• Aim: Copy each line of the listing below exactly.

++++ Provided information ++++

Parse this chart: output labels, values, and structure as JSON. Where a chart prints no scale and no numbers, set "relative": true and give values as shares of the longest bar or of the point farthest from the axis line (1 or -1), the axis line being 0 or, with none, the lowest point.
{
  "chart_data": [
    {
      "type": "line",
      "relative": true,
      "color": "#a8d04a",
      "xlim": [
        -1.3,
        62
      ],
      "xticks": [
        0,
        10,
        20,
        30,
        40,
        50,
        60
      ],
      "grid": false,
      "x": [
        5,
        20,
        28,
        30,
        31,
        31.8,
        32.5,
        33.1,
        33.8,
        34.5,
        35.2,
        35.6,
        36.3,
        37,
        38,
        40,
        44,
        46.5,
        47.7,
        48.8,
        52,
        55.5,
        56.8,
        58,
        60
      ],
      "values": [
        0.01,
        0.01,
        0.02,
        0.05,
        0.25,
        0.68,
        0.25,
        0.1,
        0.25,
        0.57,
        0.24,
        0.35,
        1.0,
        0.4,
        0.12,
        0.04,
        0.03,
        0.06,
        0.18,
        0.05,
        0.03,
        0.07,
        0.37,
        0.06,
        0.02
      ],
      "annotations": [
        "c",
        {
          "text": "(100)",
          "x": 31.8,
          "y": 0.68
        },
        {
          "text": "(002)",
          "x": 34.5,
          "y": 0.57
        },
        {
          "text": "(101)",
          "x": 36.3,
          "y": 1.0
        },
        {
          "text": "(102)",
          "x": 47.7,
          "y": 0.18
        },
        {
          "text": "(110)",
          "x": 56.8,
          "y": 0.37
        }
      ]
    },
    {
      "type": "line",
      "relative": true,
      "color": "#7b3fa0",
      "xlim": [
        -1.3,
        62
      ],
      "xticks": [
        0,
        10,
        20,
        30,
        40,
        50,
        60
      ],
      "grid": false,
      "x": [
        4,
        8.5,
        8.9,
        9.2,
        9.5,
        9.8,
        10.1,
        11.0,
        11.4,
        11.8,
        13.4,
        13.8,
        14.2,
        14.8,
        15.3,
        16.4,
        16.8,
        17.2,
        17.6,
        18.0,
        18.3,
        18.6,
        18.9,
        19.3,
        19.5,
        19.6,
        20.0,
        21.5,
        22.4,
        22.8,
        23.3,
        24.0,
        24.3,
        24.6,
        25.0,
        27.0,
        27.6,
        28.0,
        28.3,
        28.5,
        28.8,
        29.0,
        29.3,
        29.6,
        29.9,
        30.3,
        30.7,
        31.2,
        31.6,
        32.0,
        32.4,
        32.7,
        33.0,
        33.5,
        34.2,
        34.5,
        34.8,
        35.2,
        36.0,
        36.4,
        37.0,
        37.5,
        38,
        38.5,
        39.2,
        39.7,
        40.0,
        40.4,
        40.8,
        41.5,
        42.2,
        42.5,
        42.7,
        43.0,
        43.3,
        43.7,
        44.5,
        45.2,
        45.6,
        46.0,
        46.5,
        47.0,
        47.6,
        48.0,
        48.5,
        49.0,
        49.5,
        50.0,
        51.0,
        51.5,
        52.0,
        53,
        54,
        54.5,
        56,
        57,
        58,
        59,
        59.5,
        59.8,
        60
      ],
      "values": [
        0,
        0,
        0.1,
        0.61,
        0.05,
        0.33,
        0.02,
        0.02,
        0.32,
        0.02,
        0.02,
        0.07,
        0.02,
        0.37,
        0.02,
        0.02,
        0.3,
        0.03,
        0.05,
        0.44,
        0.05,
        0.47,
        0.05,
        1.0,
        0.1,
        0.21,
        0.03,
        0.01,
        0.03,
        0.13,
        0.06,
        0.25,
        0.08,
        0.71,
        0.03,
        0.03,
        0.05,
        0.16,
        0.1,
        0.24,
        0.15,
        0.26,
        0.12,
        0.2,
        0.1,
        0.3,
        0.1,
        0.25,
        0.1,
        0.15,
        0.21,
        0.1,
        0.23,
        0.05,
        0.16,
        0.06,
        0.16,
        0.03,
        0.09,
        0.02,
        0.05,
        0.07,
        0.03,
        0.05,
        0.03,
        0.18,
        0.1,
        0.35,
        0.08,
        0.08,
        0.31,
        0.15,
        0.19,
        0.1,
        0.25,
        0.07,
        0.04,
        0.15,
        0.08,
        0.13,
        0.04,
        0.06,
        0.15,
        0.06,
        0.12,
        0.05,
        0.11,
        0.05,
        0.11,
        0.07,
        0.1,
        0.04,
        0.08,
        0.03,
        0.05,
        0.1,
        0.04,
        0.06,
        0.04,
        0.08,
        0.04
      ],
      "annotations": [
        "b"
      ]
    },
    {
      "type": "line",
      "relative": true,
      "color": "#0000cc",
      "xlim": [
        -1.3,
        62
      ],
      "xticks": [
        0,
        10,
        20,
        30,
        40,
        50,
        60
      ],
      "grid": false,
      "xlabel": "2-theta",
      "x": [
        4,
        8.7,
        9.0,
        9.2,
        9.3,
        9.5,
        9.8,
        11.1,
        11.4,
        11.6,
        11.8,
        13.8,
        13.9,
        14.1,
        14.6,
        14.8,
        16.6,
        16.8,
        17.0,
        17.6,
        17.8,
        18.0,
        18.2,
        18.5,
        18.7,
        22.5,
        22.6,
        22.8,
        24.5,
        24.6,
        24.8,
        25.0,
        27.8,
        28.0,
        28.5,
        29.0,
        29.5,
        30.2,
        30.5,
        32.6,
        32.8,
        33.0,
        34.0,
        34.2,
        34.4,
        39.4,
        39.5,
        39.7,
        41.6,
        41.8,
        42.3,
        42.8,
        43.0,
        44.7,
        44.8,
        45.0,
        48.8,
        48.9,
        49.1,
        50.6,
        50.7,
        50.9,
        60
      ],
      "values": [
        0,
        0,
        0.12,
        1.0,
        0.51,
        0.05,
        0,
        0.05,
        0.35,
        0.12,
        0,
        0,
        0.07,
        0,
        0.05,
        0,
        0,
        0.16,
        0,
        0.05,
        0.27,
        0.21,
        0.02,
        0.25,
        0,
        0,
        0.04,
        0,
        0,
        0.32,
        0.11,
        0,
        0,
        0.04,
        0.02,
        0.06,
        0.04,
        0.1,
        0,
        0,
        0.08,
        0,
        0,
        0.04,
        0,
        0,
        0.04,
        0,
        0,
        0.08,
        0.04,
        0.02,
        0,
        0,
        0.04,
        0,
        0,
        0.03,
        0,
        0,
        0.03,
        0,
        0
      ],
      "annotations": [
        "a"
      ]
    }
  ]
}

++++

• Full output:
Parse this chart: output labels, values, and structure as JSON. Where a chart prints no scale and no numbers, set "relative": true and give values as shares of the longest bar or of the point farthest from the axis line (1 or -1), the axis line being 0 or, with none, the lowest point.
{
  "chart_data": [
    {
      "type": "line",
      "relative": true,
      "color": "#a8d04a",
      "xlim": [
        -1.3,
        62
      ],
      "xticks": [
        0,
        10,
        20,
        30,
        40,
        50,
        60
      ],
      "grid": false,
      "x": [
        5,
        20,
        28,
        30,
        31,
        31.8,
        32.5,
        33.1,
        33.8,
        34.5,
        35.2,
        35.6,
        36.3,
        37,
        38,
        40,
        44,
        46.5,
        47.7,
        48.8,
        52,
        55.5,
        56.8,
        58,
        60
      ],
      "values": [
        0.01,
        0.01,
        0.02,
        0.05,
        0.25,
        0.68,
        0.25,
        0.1,
        0.25,
        0.57,
        0.24,
        0.35,
        1.0,
        0.4,
        0.12,
        0.04,
        0.03,
        0.06,
        0.18,
        0.05,
        0.03,
        0.07,
        0.37,
        0.06,
        0.02
      ],
      "annotations": [
        "c",
        {
          "text": "(100)",
          "x": 31.8,
          "y": 0.68
        },
        {
          "text": "(002)",
          "x": 34.5,
          "y": 0.57
        },
        {
          "text": "(101)",
          "x": 36.3,
          "y": 1.0
        },
        {
          "text": "(102)",
          "x": 47.7,
          "y": 0.18
        },
        {
          "text": "(110)",
          "x": 56.8,
          "y": 0.37
        }
      ]
    },
    {
      "type": "line",
      "relative": true,
      "color": "#7b3fa0",
      "xlim": [
        -1.3,
        62
      ],
      "xticks": [
        0,
        10,
        20,
        30,
        40,
        50,
        60
      ],
      "grid": false,
      "x": [
        4,
        8.5,
        8.9,
        9.2,
        9.5,
        9.8,
        10.1,
        11.0,
        11.4,
        11.8,
        13.4,
        13.8,
        14.2,
        14.8,
        15.3,
        16.4,
        16.8,
        17.2,
        17.6,
        18.0,
        18.3,
        18.6,
        18.9,
        19.3,
        19.5,
        19.6,
        20.0,
        21.5,
        22.4,
        22.8,
        23.3,
        24.0,
        24.3,
        24.6,
        25.0,
        27.0,
        27.6,
        28.0,
        28.3,
        28.5,
        28.8,
        29.0,
        29.3,
        29.6,
        29.9,
        30.3,
        30.7,
        31.2,
        31.6,
        32.0,
        32.4,
        32.7,
        33.0,
        33.5,
        34.2,
        34.5,
        34.8,
        35.2,
        36.0,
        36.4,
        37.0,
        37.5,
        38,
        38.5,
        39.2,
        39.7,
        40.0,
        40.4,
        40.8,
        41.5,
        42.2,
        42.5,
        42.7,
        43.0,
        43.3,
        43.7,
        44.5,
        45.2,
        45.6,
        46.0,
        46.5,
        47.0,
        47.6,
        48.0,
        48.5,
        49.0,
        49.5,
        50.0,
        51.0,
        51.5,
        52.0,
        53,
        54,
        54.5,
        56,
        57,
        58,
        59,
        59.5,
        59.8,
        60
      ],
      "values": [
        0,
        0,
        0.1,
        0.61,
        0.05,
        0.33,
        0.02,
        0.02,
        0.32,
        0.02,
        0.02,
        0.07,
        0.02,
        0.37,
        0.02,
        0.02,
        0.3,
        0.03,
        0.05,
        0.44,
        0.05,
        0.47,
        0.05,
        1.0,
        0.1,
        0.21,
        0.03,
        0.01,
        0.03,
        0.13,
        0.06,
        0.25,
        0.08,
        0.71,
        0.03,
        0.03,
        0.05,
        0.16,
        0.1,
        0.24,
        0.15,
        0.26,
        0.12,
        0.2,
        0.1,
        0.3,
        0.1,
        0.25,
        0.1,
        0.15,
        0.21,
        0.1,
        0.23,
        0.05,
        0.16,
        0.06,
        0.16,
        0.03,
        0.09,
        0.02,
        0.05,
        0.07,
        0.03,
        0.05,
        0.03,
        0.18,
        0.1,
        0.35,
        0.08,
        0.08,
        0.31,
        0.15,
        0.19,
        0.1,
        0.25,
        0.07,
        0.04,
        0.15,
        0.08,
        0.13,
        0.04,
        0.06,
        0.15,
        0.06,
        0.12,
        0.05,
        0.11,
        0.05,
        0.11,
        0.07,
        0.1,
        0.04,
        0.08,
        0.03,
        0.05,
        0.1,
        0.04,
        0.06,
        0.04,
        0.08,
        0.04
      ],
      "annotations": [
        "b"
      ]
    },
    {
      "type": "line",
      "relative": true,
      "color": "#0000cc",
      "xlim": [
        -1.3,
        62
      ],
      "xticks": [
        0,
        10,
        20,
        30,
        40,
        50,
        60
      ],
      "grid": false,
      "xlabel": "2-theta",
      "x": [
        4,
        8.7,
        9.0,
        9.2,
        9.3,
        9.5,
        9.8,
        11.1,
        11.4,
        11.6,
        11.8,
        13.8,
        13.9,
        14.1,
        14.6,
        14.8,
        16.6,
        16.8,
        17.0,
        17.6,
        17.8,
        18.0,
        18.2,
        18.5,
        18.7,
        22.5,
        22.6,
        22.8,
        24.5,
        24.6,
        24.8,
        25.0,
        27.8,
        28.0,
        28.5,
        29.0,
        29.5,
        30.2,
        30.5,
        32.6,
        32.8,
        33.0,
        34.0,
        34.2,
        34.4,
        39.4,
        39.5,
        39.7,
        41.6,
        41.8,
        42.3,
        42.8,
        43.0,
        44.7,
        44.8,
        45.0,
        48.8,
        48.9,
        49.1,
        50.6,
        50.7,
        50.9,
        60
      ],
      "values": [
        0,
        0,
        0.12,
        1.0,
        0.51,
        0.05,
        0,
        0.05,
        0.35,
        0.12,
        0,
        0,
        0.07,
        0,
        0.05,
        0,
        0,
        0.16,
        0,
        0.05,
        0.27,
        0.21,
        0.02,
        0.25,
        0,
        0,
        0.04,
        0,
        0,
        0.32,
        0.11,
        0,
        0,
        0.04,
        0.02,
        0.06,
        0.04,
        0.1,
        0,
        0,
        0.08,
        0,
        0,
        0.04,
        0,
        0,
        0.04,
        0,
        0,
        0.08,
        0.04,
        0.02,
        0,
        0,
        0.04,
        0,
        0,
        0.03,
        0,
        0,
        0.03,
        0,
        0
      ],
      "annotations": [
        "a"
      ]
    }
  ]
}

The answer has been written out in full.